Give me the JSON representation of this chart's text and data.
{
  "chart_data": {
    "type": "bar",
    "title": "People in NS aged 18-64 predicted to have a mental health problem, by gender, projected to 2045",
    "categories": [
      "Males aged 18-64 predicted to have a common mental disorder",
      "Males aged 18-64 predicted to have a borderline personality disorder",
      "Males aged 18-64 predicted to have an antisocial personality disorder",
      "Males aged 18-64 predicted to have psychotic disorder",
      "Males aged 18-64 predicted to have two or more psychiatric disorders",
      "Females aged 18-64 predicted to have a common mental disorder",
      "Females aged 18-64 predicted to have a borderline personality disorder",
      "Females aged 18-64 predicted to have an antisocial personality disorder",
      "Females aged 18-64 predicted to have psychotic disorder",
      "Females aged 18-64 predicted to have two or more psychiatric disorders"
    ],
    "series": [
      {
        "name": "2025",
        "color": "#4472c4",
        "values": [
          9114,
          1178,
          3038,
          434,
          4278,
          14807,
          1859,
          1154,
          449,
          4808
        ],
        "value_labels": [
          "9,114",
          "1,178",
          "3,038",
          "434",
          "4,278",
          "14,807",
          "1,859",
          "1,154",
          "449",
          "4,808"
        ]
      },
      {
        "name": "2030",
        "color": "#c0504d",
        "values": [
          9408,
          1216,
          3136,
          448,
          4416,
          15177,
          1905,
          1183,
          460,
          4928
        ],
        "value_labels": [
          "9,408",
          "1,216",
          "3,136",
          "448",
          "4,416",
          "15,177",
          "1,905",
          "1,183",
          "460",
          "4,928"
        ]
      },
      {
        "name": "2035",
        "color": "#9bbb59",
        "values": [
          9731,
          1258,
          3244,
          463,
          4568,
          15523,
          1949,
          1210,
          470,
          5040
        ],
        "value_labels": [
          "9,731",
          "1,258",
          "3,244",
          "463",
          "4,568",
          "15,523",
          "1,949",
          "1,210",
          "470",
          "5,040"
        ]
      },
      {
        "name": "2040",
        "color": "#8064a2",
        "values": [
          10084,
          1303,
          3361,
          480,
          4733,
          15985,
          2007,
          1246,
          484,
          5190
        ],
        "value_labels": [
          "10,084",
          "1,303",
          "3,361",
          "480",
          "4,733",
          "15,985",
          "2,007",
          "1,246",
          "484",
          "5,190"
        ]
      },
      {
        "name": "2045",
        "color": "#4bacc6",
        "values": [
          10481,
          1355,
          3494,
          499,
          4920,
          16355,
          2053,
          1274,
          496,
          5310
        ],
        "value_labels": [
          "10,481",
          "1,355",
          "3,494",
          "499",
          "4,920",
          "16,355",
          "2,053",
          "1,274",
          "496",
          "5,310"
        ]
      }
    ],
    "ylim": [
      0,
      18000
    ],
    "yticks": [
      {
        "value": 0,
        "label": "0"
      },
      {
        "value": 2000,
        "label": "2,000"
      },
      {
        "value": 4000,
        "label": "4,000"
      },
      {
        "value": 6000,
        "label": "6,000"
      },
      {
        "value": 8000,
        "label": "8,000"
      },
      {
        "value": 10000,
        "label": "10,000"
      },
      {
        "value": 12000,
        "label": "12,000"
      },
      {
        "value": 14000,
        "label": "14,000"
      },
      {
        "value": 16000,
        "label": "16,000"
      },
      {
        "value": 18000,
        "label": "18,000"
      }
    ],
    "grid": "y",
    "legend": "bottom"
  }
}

WHAT THIS TASK INVOLVES> In the records above, find each line holding "more" and copy it.

TASK SOLUTION>
      "Males aged 18-64 predicted to have two or more psychiatric disorders",
      "Females aged 18-64 predicted to have two or more psychiatric disorders"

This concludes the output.